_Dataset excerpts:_
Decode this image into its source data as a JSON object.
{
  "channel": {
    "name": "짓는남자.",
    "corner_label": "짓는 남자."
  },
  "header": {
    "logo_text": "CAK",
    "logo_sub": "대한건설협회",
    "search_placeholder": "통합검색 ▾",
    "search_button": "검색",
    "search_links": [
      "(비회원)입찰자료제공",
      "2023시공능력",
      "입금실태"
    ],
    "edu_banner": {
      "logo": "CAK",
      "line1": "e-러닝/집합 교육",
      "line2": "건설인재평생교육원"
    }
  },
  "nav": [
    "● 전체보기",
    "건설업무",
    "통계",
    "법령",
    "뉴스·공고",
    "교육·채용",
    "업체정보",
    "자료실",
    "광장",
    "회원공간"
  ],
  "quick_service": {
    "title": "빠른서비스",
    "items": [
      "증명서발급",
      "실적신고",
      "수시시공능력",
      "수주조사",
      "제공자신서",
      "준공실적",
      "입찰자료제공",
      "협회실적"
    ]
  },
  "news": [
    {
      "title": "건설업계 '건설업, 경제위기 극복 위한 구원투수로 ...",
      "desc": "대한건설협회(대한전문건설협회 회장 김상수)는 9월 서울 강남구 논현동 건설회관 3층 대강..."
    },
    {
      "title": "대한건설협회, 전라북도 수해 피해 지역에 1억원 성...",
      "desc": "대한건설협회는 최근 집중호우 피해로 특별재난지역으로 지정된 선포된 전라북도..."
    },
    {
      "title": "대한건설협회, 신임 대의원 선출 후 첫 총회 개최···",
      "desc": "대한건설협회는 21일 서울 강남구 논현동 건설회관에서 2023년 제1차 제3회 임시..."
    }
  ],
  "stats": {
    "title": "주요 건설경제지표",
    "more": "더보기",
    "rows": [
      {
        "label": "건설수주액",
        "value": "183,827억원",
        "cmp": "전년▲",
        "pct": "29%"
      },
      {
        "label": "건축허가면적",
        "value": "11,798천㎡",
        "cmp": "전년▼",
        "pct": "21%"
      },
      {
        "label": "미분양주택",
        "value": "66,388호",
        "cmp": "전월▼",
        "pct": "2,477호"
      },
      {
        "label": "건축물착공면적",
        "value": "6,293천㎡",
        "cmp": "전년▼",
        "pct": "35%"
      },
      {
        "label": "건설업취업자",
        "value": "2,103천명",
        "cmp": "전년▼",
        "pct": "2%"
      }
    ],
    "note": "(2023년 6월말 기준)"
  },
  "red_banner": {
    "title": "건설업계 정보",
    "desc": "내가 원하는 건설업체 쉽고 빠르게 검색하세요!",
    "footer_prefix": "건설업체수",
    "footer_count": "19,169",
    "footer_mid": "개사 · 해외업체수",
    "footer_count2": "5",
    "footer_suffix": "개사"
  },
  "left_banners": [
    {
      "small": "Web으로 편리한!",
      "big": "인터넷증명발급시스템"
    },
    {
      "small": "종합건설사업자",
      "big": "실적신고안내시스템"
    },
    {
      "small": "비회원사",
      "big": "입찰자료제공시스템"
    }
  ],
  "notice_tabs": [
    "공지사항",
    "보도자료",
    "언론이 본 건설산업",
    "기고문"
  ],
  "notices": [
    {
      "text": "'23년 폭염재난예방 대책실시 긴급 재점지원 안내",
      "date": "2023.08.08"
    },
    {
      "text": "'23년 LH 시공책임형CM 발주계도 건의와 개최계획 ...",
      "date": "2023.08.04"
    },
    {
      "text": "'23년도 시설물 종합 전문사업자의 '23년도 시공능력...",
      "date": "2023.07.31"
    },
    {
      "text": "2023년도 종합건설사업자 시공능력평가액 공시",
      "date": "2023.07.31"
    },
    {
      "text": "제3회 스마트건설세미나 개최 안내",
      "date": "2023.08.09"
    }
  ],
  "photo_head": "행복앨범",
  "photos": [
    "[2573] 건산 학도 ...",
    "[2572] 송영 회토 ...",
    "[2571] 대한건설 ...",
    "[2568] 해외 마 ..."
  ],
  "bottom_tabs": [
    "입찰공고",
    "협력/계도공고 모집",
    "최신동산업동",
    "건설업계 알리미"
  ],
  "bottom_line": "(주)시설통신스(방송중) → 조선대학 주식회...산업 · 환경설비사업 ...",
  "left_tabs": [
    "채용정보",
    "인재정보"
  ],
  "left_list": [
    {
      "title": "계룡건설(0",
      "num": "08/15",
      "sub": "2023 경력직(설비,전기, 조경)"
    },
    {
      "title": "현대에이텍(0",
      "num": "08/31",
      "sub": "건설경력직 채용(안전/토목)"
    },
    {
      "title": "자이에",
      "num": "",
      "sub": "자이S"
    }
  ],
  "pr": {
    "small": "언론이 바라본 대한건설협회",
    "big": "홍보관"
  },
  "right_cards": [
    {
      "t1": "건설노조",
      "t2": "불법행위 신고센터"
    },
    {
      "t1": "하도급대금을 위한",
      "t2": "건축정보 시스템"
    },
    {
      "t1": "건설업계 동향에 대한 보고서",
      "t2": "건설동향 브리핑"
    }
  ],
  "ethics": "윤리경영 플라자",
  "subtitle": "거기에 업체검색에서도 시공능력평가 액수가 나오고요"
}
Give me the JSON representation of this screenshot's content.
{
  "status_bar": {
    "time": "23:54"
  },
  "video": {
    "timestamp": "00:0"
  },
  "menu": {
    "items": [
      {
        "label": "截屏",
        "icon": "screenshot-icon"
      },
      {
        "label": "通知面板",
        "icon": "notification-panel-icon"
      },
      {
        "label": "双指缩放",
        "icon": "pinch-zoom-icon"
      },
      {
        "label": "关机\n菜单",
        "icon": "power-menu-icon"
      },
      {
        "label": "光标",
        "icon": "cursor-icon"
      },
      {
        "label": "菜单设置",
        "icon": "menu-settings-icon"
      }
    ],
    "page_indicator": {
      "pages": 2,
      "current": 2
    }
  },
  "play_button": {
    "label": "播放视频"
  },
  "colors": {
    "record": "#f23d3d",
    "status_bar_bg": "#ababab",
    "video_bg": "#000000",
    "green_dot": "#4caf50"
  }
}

_Challenge:_ Scan the listing above and copy all lines containing the word "종합건설사업자".

_Final result:_
      "small": "종합건설사업자",
      "text": "2023년도 종합건설사업자 시공능력평가액 공시",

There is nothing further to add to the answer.